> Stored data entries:
....................

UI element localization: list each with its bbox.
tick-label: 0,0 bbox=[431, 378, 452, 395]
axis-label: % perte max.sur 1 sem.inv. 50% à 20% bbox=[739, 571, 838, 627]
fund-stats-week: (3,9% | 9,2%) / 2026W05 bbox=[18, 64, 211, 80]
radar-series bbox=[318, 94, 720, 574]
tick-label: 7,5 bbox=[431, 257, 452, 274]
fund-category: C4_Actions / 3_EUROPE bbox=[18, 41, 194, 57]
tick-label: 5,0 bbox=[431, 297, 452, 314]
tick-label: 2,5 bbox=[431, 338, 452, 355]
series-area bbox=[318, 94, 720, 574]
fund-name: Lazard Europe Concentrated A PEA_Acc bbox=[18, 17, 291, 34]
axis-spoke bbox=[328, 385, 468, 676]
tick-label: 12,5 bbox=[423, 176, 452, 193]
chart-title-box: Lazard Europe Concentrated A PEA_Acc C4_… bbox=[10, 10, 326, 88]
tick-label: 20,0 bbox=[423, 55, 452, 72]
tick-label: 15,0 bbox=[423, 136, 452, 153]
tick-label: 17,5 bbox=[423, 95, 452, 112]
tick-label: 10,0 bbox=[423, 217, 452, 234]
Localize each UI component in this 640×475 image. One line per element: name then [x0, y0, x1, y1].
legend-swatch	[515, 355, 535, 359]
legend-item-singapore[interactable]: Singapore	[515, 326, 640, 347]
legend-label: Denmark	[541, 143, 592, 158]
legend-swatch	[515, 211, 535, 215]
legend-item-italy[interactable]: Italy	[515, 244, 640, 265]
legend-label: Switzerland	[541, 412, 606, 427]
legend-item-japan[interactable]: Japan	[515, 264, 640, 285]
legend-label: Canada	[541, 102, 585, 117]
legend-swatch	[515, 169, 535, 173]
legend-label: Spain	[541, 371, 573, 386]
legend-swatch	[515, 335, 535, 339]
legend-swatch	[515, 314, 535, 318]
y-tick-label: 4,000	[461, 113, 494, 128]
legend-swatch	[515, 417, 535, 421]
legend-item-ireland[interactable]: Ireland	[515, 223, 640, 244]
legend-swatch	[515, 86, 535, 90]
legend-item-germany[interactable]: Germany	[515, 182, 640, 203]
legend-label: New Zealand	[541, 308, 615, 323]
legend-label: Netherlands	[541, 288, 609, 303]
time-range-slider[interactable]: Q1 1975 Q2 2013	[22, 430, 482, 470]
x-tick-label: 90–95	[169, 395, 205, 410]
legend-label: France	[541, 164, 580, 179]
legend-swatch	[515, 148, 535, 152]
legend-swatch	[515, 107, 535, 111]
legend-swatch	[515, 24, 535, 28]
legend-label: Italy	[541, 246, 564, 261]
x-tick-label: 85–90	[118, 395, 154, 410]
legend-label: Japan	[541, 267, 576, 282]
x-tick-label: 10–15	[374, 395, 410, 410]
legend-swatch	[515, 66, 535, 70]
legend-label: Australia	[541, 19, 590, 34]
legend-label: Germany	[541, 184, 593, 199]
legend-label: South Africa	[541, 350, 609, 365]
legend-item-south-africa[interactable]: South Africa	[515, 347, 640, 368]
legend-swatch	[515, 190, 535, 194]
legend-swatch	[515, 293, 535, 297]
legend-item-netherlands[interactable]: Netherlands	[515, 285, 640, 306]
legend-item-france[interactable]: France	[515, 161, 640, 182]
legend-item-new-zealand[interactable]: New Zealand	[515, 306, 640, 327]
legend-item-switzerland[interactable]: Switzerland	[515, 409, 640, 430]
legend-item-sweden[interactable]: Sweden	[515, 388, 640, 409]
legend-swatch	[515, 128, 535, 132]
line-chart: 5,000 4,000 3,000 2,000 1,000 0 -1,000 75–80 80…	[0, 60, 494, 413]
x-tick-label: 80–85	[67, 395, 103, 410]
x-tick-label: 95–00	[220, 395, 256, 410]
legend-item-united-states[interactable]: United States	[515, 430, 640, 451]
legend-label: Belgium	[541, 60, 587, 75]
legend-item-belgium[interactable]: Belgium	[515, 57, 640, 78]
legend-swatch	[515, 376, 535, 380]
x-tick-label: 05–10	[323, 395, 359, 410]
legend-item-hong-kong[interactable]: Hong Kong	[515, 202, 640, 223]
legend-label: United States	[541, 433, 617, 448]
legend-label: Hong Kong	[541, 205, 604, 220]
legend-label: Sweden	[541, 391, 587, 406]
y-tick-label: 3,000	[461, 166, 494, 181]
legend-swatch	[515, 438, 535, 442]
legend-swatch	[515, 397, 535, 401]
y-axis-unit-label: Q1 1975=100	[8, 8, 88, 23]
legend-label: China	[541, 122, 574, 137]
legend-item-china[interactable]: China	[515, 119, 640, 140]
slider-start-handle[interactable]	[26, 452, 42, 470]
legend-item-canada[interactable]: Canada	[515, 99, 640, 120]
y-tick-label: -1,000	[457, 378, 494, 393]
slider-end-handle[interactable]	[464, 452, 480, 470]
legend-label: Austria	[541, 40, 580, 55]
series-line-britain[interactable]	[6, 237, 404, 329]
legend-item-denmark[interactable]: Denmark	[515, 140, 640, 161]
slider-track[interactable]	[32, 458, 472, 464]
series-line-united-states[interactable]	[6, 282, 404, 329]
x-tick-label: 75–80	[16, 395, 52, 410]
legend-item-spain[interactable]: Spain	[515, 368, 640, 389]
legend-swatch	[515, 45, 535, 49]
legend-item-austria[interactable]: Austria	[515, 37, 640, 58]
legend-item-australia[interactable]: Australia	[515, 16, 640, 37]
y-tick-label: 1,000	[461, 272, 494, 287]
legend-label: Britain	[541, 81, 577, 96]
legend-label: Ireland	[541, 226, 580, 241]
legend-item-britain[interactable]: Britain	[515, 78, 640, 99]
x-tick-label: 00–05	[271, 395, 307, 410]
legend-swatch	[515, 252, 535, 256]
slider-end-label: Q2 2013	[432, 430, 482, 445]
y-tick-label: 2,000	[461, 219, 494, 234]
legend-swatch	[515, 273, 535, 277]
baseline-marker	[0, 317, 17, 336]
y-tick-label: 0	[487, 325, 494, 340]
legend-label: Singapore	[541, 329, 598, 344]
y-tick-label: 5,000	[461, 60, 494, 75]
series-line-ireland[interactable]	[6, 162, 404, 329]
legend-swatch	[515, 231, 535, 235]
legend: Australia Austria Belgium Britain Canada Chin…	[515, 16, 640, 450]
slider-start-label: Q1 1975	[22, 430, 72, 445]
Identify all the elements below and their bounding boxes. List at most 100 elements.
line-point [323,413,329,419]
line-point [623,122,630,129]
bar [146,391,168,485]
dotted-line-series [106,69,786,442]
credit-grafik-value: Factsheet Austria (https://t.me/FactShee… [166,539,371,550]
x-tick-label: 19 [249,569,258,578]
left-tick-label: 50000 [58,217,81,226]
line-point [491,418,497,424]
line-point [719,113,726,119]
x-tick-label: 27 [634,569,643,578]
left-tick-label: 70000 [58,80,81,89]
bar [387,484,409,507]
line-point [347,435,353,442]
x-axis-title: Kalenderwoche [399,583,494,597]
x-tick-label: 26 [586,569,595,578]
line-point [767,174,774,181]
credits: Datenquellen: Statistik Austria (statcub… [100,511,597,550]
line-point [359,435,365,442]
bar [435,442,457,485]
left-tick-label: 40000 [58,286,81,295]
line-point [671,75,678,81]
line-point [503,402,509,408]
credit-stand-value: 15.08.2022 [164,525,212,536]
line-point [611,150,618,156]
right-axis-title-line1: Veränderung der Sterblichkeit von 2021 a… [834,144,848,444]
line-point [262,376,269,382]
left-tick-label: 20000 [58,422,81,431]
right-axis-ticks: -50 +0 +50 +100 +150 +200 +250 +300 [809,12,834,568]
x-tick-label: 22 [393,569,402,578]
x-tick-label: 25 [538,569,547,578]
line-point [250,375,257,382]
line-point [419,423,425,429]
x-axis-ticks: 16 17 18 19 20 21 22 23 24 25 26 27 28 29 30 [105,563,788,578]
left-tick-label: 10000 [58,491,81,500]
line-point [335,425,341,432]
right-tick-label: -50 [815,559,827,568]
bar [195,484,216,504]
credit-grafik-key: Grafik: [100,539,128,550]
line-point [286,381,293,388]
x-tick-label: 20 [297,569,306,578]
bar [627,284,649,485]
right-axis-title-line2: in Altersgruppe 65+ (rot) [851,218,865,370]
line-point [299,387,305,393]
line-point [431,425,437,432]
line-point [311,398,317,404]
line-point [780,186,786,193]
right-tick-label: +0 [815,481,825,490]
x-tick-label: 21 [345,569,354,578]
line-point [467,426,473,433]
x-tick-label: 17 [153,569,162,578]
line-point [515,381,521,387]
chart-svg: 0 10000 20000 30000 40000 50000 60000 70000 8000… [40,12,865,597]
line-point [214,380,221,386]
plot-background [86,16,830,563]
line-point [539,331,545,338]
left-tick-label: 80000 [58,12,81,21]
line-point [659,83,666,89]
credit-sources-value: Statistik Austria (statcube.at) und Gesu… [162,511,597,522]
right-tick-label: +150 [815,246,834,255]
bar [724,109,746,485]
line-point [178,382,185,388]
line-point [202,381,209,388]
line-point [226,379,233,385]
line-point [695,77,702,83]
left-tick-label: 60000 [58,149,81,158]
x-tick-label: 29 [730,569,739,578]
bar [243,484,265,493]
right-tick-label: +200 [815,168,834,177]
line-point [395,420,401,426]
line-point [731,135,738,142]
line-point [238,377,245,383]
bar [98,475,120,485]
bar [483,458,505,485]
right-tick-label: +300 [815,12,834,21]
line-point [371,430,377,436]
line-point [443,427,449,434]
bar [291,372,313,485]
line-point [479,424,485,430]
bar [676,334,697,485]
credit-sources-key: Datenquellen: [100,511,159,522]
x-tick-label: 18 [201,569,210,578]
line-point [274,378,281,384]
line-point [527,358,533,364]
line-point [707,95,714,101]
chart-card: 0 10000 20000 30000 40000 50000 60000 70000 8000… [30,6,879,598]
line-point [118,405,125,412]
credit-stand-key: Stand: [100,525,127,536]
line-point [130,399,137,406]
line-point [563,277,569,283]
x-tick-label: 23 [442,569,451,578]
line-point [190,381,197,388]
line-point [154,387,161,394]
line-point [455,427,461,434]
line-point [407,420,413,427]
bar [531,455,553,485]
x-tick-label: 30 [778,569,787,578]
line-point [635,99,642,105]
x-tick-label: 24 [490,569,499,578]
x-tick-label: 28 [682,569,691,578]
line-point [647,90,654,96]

....................

> Problem requirements:
Copy the entries word for word, starting at the very first line and ending at the line that contains "288, 609, 303]", with both of those lines included.

> Final result:
UI element localization: list each with its bbox.
tick-label: 0,0 bbox=[431, 378, 452, 395]
axis-label: % perte max.sur 1 sem.inv. 50% à 20% bbox=[739, 571, 838, 627]
fund-stats-week: (3,9% | 9,2%) / 2026W05 bbox=[18, 64, 211, 80]
radar-series bbox=[318, 94, 720, 574]
tick-label: 7,5 bbox=[431, 257, 452, 274]
fund-category: C4_Actions / 3_EUROPE bbox=[18, 41, 194, 57]
tick-label: 5,0 bbox=[431, 297, 452, 314]
tick-label: 2,5 bbox=[431, 338, 452, 355]
series-area bbox=[318, 94, 720, 574]
fund-name: Lazard Europe Concentrated A PEA_Acc bbox=[18, 17, 291, 34]
axis-spoke bbox=[328, 385, 468, 676]
tick-label: 12,5 bbox=[423, 176, 452, 193]
chart-title-box: Lazard Europe Concentrated A PEA_Acc C4_… bbox=[10, 10, 326, 88]
tick-label: 20,0 bbox=[423, 55, 452, 72]
tick-label: 15,0 bbox=[423, 136, 452, 153]
tick-label: 17,5 bbox=[423, 95, 452, 112]
tick-label: 10,0 bbox=[423, 217, 452, 234]
Localize each UI component in this 640×475 image. One line per element: name then [x0, y0, x1, y1].
legend-swatch	[515, 355, 535, 359]
legend-item-singapore[interactable]: Singapore	[515, 326, 640, 347]
legend-label: Denmark	[541, 143, 592, 158]
legend-swatch	[515, 211, 535, 215]
legend-item-italy[interactable]: Italy	[515, 244, 640, 265]
legend-label: Switzerland	[541, 412, 606, 427]
legend-item-japan[interactable]: Japan	[515, 264, 640, 285]
legend-label: Canada	[541, 102, 585, 117]
legend-swatch	[515, 169, 535, 173]
legend-label: Spain	[541, 371, 573, 386]
legend-swatch	[515, 335, 535, 339]
legend-swatch	[515, 314, 535, 318]
y-tick-label: 4,000	[461, 113, 494, 128]
legend-swatch	[515, 417, 535, 421]
legend-item-ireland[interactable]: Ireland	[515, 223, 640, 244]
legend-swatch	[515, 86, 535, 90]
legend-item-germany[interactable]: Germany	[515, 182, 640, 203]
legend-label: New Zealand	[541, 308, 615, 323]
legend-label: Netherlands	[541, 288, 609, 303]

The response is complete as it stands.